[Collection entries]
↓↓↓

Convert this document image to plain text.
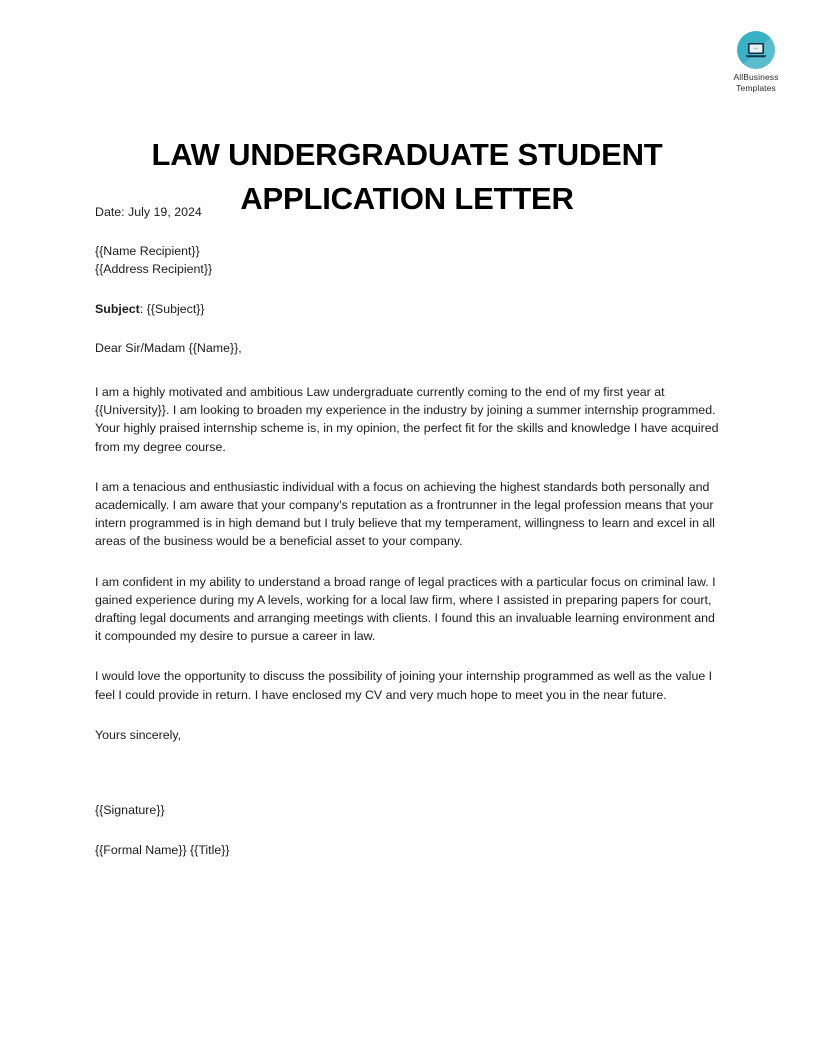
AllBusiness
Templates
LAW UNDERGRADUATE STUDENT
APPLICATION LETTER

Date: July 19, 2024

{{Name Recipient}}
{{Address Recipient}}

Subject: {{Subject}}

Dear Sir/Madam {{Name}},

I am a highly motivated and ambitious Law undergraduate currently coming to the end of my first year at {{University}}. I am looking to broaden my experience in the industry by joining a summer internship programmed. Your highly praised internship scheme is, in my opinion, the perfect fit for the skills and knowledge I have acquired from my degree course.

I am a tenacious and enthusiastic individual with a focus on achieving the highest standards both personally and academically. I am aware that your company's reputation as a frontrunner in the legal profession means that your intern programmed is in high demand but I truly believe that my temperament, willingness to learn and excel in all areas of the business would be a beneficial asset to your company.

I am confident in my ability to understand a broad range of legal practices with a particular focus on criminal law. I gained experience during my A levels, working for a local law firm, where I assisted in preparing papers for court, drafting legal documents and arranging meetings with clients. I found this an invaluable learning environment and it compounded my desire to pursue a career in law.

I would love the opportunity to discuss the possibility of joining your internship programmed as well as the value I feel I could provide in return. I have enclosed my CV and very much hope to meet you in the near future.

Yours sincerely,

{{Signature}}

{{Formal Name}} {{Title}}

↑↑↑

▶ **Task to complete**: How many lines in the records above contain the word "this"? Reply with the number alone.

▶ **Result of the exercise**: 2